→ DATA FOR THE TASK:
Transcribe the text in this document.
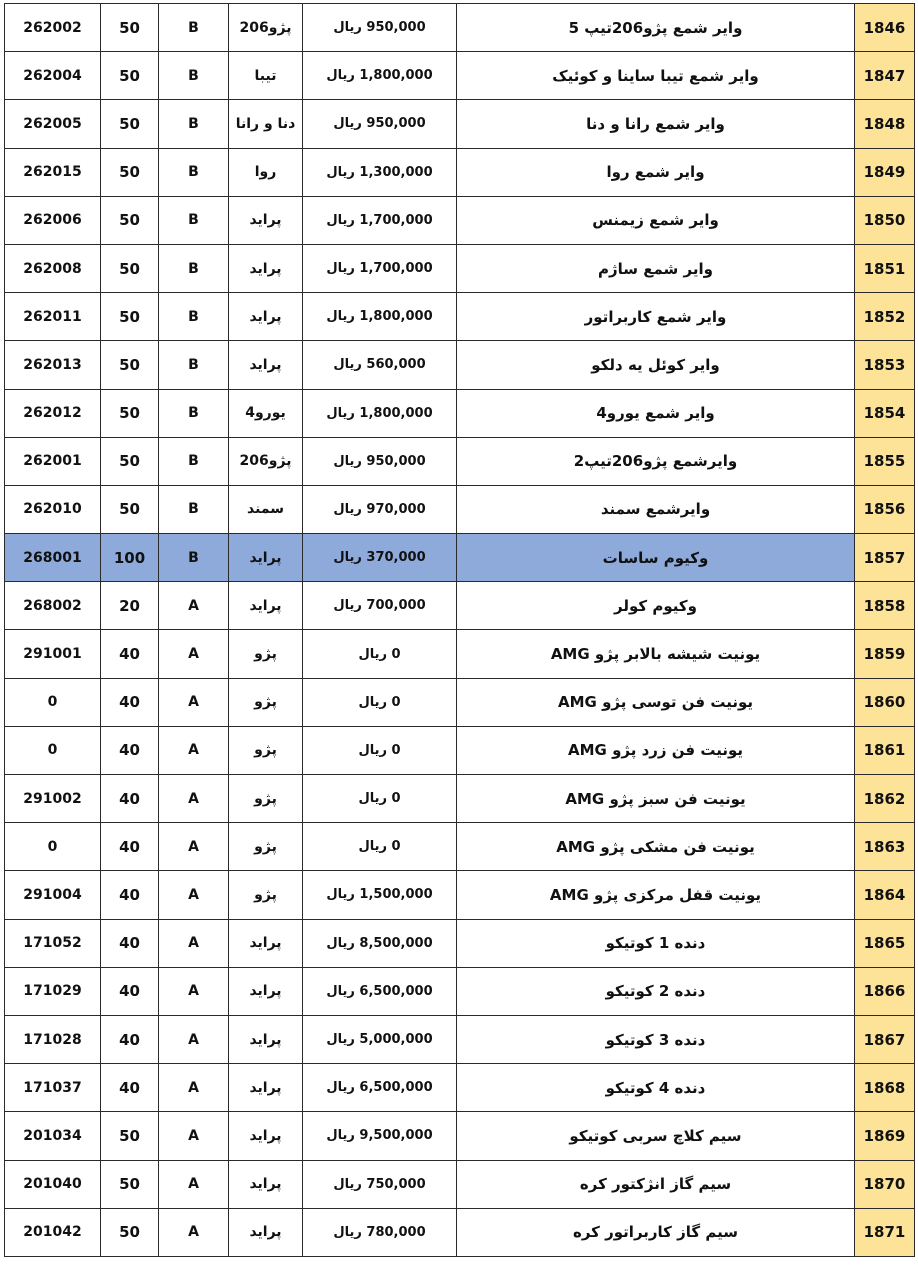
262002	50	B	پژو206	950,000 ریال	وایر شمع پژو206تیپ 5	1846
262004	50	B	تیبا	1,800,000 ریال	وایر شمع تیبا ساینا و کوئیک	1847
262005	50	B	دنا و رانا	950,000 ریال	وایر شمع رانا و دنا	1848
262015	50	B	روا	1,300,000 ریال	وایر شمع روا	1849
262006	50	B	پراید	1,700,000 ریال	وایر شمع زیمنس	1850
262008	50	B	پراید	1,700,000 ریال	وایر شمع ساژم	1851
262011	50	B	پراید	1,800,000 ریال	وایر شمع کاربراتور	1852
262013	50	B	پراید	560,000 ریال	وایر کوئل یه دلکو	1853
262012	50	B	یورو4	1,800,000 ریال	وایر شمع یورو4	1854
262001	50	B	پژو206	950,000 ریال	وایرشمع پژو206تیپ2	1855
262010	50	B	سمند	970,000 ریال	وایرشمع سمند	1856
268001	100	B	پراید	370,000 ریال	وکیوم ساسات	1857
268002	20	A	پراید	700,000 ریال	وکیوم کولر	1858
291001	40	A	پژو	0 ریال	یونیت شیشه بالابر پژو AMG	1859
0	40	A	پژو	0 ریال	یونیت فن توسی پژو AMG	1860
0	40	A	پژو	0 ریال	یونیت فن زرد پژو AMG	1861
291002	40	A	پژو	0 ریال	یونیت فن سبز پژو AMG	1862
0	40	A	پژو	0 ریال	یونیت فن مشکی پژو AMG	1863
291004	40	A	پژو	1,500,000 ریال	یونیت قفل مرکزی پژو AMG	1864
171052	40	A	پراید	8,500,000 ریال	دنده 1 کوتیکو	1865
171029	40	A	پراید	6,500,000 ریال	دنده 2 کوتیکو	1866
171028	40	A	پراید	5,000,000 ریال	دنده 3 کوتیکو	1867
171037	40	A	پراید	6,500,000 ریال	دنده 4 کوتیکو	1868
201034	50	A	پراید	9,500,000 ریال	سیم کلاچ سربی کوتیکو	1869
201040	50	A	پراید	750,000 ریال	سیم گاز انژکتور کره	1870
201042	50	A	پراید	780,000 ریال	سیم گاز کاربراتور کره	1871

→ WORK TO COMPLETE: Report the number of lines in the entries above that include the string "یونیت". Give nothing but the number.

→ RESPONSE: 6